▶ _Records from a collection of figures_
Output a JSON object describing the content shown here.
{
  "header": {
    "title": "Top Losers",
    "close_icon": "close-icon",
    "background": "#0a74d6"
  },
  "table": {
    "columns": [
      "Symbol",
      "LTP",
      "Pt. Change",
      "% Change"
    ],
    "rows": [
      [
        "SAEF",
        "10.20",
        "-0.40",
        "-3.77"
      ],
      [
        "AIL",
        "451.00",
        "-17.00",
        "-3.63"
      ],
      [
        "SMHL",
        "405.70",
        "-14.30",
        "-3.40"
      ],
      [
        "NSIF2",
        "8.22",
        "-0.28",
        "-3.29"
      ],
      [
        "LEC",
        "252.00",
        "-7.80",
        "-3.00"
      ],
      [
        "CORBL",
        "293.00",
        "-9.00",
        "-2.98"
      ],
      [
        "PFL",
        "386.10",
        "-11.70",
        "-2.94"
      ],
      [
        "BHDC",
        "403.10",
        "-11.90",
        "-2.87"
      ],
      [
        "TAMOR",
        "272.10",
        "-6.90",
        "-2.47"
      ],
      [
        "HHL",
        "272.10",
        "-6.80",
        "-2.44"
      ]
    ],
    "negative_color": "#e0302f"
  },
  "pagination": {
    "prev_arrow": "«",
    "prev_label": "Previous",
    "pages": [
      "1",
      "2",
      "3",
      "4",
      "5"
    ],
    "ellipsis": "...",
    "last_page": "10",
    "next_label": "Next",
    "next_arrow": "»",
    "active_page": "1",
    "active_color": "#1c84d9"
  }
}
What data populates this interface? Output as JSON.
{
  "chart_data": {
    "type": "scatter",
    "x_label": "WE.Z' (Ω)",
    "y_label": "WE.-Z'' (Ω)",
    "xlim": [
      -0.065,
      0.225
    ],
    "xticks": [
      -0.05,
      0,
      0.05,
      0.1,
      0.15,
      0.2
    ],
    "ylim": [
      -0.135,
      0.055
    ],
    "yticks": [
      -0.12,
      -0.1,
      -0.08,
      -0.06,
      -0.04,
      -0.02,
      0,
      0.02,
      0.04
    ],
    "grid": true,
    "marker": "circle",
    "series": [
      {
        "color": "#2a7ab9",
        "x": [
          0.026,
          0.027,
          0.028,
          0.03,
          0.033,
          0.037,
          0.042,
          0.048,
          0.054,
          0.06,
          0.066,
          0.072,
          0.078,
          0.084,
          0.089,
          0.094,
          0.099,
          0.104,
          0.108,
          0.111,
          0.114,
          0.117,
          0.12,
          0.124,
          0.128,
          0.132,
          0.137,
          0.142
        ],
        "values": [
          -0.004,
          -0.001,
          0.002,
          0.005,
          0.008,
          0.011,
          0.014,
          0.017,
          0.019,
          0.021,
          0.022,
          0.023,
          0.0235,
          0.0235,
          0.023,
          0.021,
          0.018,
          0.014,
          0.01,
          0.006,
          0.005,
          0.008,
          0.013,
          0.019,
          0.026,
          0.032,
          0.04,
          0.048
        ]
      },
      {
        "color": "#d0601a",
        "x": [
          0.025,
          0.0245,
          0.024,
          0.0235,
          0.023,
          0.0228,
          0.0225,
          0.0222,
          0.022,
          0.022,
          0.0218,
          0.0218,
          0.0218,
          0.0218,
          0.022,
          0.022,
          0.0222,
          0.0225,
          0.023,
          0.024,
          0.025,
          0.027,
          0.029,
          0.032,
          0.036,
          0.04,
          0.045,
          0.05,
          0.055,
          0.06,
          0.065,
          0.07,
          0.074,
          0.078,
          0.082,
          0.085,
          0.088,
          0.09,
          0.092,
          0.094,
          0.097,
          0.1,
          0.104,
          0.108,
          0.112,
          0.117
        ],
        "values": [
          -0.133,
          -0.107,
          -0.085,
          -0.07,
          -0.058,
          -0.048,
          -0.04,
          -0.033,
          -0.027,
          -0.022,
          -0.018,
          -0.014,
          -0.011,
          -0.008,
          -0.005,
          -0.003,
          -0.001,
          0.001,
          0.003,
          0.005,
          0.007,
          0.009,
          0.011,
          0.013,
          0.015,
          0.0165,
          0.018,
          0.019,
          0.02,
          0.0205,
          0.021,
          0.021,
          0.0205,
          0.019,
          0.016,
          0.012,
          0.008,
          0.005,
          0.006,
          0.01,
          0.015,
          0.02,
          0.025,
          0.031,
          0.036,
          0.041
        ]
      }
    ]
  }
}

▶ _BRIEF_
Reproduce the listing in full. Keep it exactly as written.

▶ _RESULT OF THE EXERCISE_
Output a JSON object describing the content shown here.
{
  "header": {
    "title": "Top Losers",
    "close_icon": "close-icon",
    "background": "#0a74d6"
  },
  "table": {
    "columns": [
      "Symbol",
      "LTP",
      "Pt. Change",
      "% Change"
    ],
    "rows": [
      [
        "SAEF",
        "10.20",
        "-0.40",
        "-3.77"
      ],
      [
        "AIL",
        "451.00",
        "-17.00",
        "-3.63"
      ],
      [
        "SMHL",
        "405.70",
        "-14.30",
        "-3.40"
      ],
      [
        "NSIF2",
        "8.22",
        "-0.28",
        "-3.29"
      ],
      [
        "LEC",
        "252.00",
        "-7.80",
        "-3.00"
      ],
      [
        "CORBL",
        "293.00",
        "-9.00",
        "-2.98"
      ],
      [
        "PFL",
        "386.10",
        "-11.70",
        "-2.94"
      ],
      [
        "BHDC",
        "403.10",
        "-11.90",
        "-2.87"
      ],
      [
        "TAMOR",
        "272.10",
        "-6.90",
        "-2.47"
      ],
      [
        "HHL",
        "272.10",
        "-6.80",
        "-2.44"
      ]
    ],
    "negative_color": "#e0302f"
  },
  "pagination": {
    "prev_arrow": "«",
    "prev_label": "Previous",
    "pages": [
      "1",
      "2",
      "3",
      "4",
      "5"
    ],
    "ellipsis": "...",
    "last_page": "10",
    "next_label": "Next",
    "next_arrow": "»",
    "active_page": "1",
    "active_color": "#1c84d9"
  }
}
What data populates this interface? Output as JSON.
{
  "chart_data": {
    "type": "scatter",
    "x_label": "WE.Z' (Ω)",
    "y_label": "WE.-Z'' (Ω)",
    "xlim": [
      -0.065,
      0.225
    ],
    "xticks": [
      -0.05,
      0,
      0.05,
      0.1,
      0.15,
      0.2
    ],
    "ylim": [
      -0.135,
      0.055
    ],
    "yticks": [
      -0.12,
      -0.1,
      -0.08,
      -0.06,
      -0.04,
      -0.02,
      0,
      0.02,
      0.04
    ],
    "grid": true,
    "marker": "circle",
    "series": [
      {
        "color": "#2a7ab9",
        "x": [
          0.026,
          0.027,
          0.028,
          0.03,
          0.033,
          0.037,
          0.042,
          0.048,
          0.054,
          0.06,
          0.066,
          0.072,
          0.078,
          0.084,
          0.089,
          0.094,
          0.099,
          0.104,
          0.108,
          0.111,
          0.114,
          0.117,
          0.12,
          0.124,
          0.128,
          0.132,
          0.137,
          0.142
        ],
        "values": [
          -0.004,
          -0.001,
          0.002,
          0.005,
          0.008,
          0.011,
          0.014,
          0.017,
          0.019,
          0.021,
          0.022,
          0.023,
          0.0235,
          0.0235,
          0.023,
          0.021,
          0.018,
          0.014,
          0.01,
          0.006,
          0.005,
          0.008,
          0.013,
          0.019,
          0.026,
          0.032,
          0.04,
          0.048
        ]
      },
      {
        "color": "#d0601a",
        "x": [
          0.025,
          0.0245,
          0.024,
          0.0235,
          0.023,
          0.0228,
          0.0225,
          0.0222,
          0.022,
          0.022,
          0.0218,
          0.0218,
          0.0218,
          0.0218,
          0.022,
          0.022,
          0.0222,
          0.0225,
          0.023,
          0.024,
          0.025,
          0.027,
          0.029,
          0.032,
          0.036,
          0.04,
          0.045,
          0.05,
          0.055,
          0.06,
          0.065,
          0.07,
          0.074,
          0.078,
          0.082,
          0.085,
          0.088,
          0.09,
          0.092,
          0.094,
          0.097,
          0.1,
          0.104,
          0.108,
          0.112,
          0.117
        ],
        "values": [
          -0.133,
          -0.107,
          -0.085,
          -0.07,
          -0.058,
          -0.048,
          -0.04,
          -0.033,
          -0.027,
          -0.022,
          -0.018,
          -0.014,
          -0.011,
          -0.008,
          -0.005,
          -0.003,
          -0.001,
          0.001,
          0.003,
          0.005,
          0.007,
          0.009,
          0.011,
          0.013,
          0.015,
          0.0165,
          0.018,
          0.019,
          0.02,
          0.0205,
          0.021,
          0.021,
          0.0205,
          0.019,
          0.016,
          0.012,
          0.008,
          0.005,
          0.006,
          0.01,
          0.015,
          0.02,
          0.025,
          0.031,
          0.036,
          0.041
        ]
      }
    ]
  }
}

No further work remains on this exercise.